_AUFGABE 1:_ Schreiben Sie den Abschnitt aus dem Quellenauszug wortgetreu ab, beginnend bei "Top-Level-Domains wegnehmen" und endend bei "des Internets führen.".

_QUELLENAUSZUG:_
━━━━━━━━━━━━━━━━━━━━━━━━━━━━━━
Foto: SCOTT OLSON / GETTY

Der Einmarsch russischer Truppen in die Ukraine hinterlässt auch im Internet seine Spuren. Seit Tagen liefern sich Hacker unterschiedlicher Seiten einen Schlagabtausch – dies nicht zuletzt nachdem die Ukraine explizit zu Angriffen auf russische Systeme aufgerufen hat. Parallel dazu schränkt der russische Staat westliche Dienste immer stärker ein, während in Europa wiederum russischen Propagandasendern ein Ende bereitet wird.

Top-Level-Domains wegnehmen

Doch das könnte nur ein kleiner Vorgeschmack sein – zumindest wenn es nach der Ukraine geht. In einem Brief an die Internet Corporation for Assigned Names and Numbers (ICANN) wird nicht weniger als der Rauswurf Russlands aus dem Internet gefordert.

Zur Umsetzung schlägt man ein Maßnahmenpaket vor. Dazu gehört, dass die länderspezifischen Top-Level-Domains .ru, .рф und .su aus der globalen Rootzone geworfen werden. Dies hätte zur Folge, dass Seiten mit diesen Endungen außerhalb von Russland praktisch nicht mehr zu erreichen wären. Gleichzeitig würde dies aber wohl auch zu groben Problemen innerhalb des russischen Teils des Internets führen.

IP-Adressen wegnehmen

An eine andere Stelle hat das ukrainische Digitalministerium dann noch einen anderen Antrag eingebracht: Die für die Vergabe von IP-Adressen zuständige RIPE NCC soll alle an Russland vergebenen Adressen zurückziehen – und zwar sowohl IPv4 als auch das neuere IPv6. Damit kann zwar die Nutzung der Adressen nicht umgehend deaktiviert werden, ein offizieller Entzug würde aber dazu führen, dass dafür vergebene Zertifikate ungültig werden und so Authentizitätsprüfungen nicht mehr funktionieren.

Doch damit nicht genug, fordern die ukrainischen Vertreter auch, die in Russland angesiedelten Root-Nameserver zu stoppen. Dabei handelt es sich um einen weiteren zentralen Bestandteil der Internetinfrastruktur, der für die Zuordnung von den hinter jeder Seite stehenden IP-Adresse zu einem Klarnamen (also etwa derStandard.at) unerlässlich ist.

Einschätzung

In Summe würde man mit all diesen Maßnahmen nicht nur Russland de facto vom restlichen Internet trennen, sondern wohl auch dem Betrieb innerhalb des Landes schweren Schaden zufügen – zumindest vorübergehend.
━━━━━━━━━━━━━━━━━━━━━━━━━━━━━━
_DATENSÄTZE:_

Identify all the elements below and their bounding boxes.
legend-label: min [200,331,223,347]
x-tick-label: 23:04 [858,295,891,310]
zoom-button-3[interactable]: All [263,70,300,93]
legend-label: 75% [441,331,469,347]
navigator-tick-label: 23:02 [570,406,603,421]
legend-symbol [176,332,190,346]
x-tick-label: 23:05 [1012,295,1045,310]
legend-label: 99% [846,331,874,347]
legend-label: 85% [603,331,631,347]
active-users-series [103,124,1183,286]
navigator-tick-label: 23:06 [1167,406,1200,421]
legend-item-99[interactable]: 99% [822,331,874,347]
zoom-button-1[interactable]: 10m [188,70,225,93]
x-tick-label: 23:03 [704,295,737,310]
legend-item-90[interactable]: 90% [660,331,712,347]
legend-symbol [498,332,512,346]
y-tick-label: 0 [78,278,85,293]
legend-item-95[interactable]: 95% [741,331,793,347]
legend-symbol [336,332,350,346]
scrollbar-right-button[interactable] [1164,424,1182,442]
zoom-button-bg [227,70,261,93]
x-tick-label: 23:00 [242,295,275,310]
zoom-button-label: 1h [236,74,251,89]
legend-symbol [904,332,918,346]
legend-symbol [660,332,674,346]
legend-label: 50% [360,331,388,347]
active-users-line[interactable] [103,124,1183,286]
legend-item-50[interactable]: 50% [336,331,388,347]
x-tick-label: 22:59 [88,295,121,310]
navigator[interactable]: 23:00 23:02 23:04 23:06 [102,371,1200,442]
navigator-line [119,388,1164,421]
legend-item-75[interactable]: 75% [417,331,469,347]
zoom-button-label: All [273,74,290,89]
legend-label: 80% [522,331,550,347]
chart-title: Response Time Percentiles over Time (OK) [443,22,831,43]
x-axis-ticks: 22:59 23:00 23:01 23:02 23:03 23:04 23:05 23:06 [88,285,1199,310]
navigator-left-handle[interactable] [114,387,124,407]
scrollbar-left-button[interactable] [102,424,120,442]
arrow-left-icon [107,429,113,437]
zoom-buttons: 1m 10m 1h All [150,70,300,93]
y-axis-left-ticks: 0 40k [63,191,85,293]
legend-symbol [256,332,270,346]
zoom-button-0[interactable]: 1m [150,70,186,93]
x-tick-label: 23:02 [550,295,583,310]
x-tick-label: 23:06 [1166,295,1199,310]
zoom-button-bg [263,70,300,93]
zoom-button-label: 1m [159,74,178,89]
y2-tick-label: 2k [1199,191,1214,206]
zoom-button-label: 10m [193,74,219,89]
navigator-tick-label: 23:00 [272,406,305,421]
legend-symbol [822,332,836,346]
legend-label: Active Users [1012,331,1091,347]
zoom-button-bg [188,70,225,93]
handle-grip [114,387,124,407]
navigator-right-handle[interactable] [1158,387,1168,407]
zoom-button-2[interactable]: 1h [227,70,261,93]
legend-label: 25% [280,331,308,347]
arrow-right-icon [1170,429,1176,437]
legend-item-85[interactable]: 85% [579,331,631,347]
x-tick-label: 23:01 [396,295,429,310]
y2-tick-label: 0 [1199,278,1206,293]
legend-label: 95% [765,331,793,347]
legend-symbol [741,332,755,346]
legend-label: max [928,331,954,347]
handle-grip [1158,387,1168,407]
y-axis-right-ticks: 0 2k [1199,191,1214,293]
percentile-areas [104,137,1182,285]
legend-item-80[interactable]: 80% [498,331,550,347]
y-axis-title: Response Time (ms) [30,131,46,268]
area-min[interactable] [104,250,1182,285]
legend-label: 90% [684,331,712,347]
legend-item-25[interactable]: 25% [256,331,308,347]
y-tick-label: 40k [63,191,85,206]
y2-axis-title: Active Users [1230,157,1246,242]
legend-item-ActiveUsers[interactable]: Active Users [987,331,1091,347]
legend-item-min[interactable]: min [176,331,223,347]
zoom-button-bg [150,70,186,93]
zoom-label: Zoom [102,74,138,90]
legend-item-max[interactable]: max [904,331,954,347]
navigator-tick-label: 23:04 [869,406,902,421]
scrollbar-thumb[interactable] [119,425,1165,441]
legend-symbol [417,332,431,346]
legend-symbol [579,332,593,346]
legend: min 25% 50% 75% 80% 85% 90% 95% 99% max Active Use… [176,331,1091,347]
━━━━━━━━━━━━━━━━━━━━━━━━━━━━━━
_AUFGABE 2:_ Geben Sie die Zeilen der Datensätze unverändert wieder, beginnend am Anfang der Datensätze und endend mit der Zeile, die "active-users-line[interactable] [103,124,1183,286]" enthält, einschließlich dieser Zeile.

_RICHTIGES ERGEBNIS 1:_
Top-Level-Domains wegnehmen

Doch das könnte nur ein kleiner Vorgeschmack sein – zumindest wenn es nach der Ukraine geht. In einem Brief an die Internet Corporation for Assigned Names and Numbers (ICANN) wird nicht weniger als der Rauswurf Russlands aus dem Internet gefordert.

Zur Umsetzung schlägt man ein Maßnahmenpaket vor. Dazu gehört, dass die länderspezifischen Top-Level-Domains .ru, .рф und .su aus der globalen Rootzone geworfen werden. Dies hätte zur Folge, dass Seiten mit diesen Endungen außerhalb von Russland praktisch nicht mehr zu erreichen wären. Gleichzeitig würde dies aber wohl auch zu groben Problemen innerhalb des russischen Teils des Internets führen.

_RICHTIGES ERGEBNIS 2:_
Identify all the elements below and their bounding boxes.
legend-label: min [200,331,223,347]
x-tick-label: 23:04 [858,295,891,310]
zoom-button-3[interactable]: All [263,70,300,93]
legend-label: 75% [441,331,469,347]
navigator-tick-label: 23:02 [570,406,603,421]
legend-symbol [176,332,190,346]
x-tick-label: 23:05 [1012,295,1045,310]
legend-label: 99% [846,331,874,347]
legend-label: 85% [603,331,631,347]
active-users-series [103,124,1183,286]
navigator-tick-label: 23:06 [1167,406,1200,421]
legend-item-99[interactable]: 99% [822,331,874,347]
zoom-button-1[interactable]: 10m [188,70,225,93]
x-tick-label: 23:03 [704,295,737,310]
legend-item-90[interactable]: 90% [660,331,712,347]
legend-symbol [498,332,512,346]
y-tick-label: 0 [78,278,85,293]
legend-item-95[interactable]: 95% [741,331,793,347]
legend-symbol [336,332,350,346]
scrollbar-right-button[interactable] [1164,424,1182,442]
zoom-button-bg [227,70,261,93]
x-tick-label: 23:00 [242,295,275,310]
zoom-button-label: 1h [236,74,251,89]
legend-symbol [904,332,918,346]
legend-symbol [660,332,674,346]
legend-label: 50% [360,331,388,347]
active-users-line[interactable] [103,124,1183,286]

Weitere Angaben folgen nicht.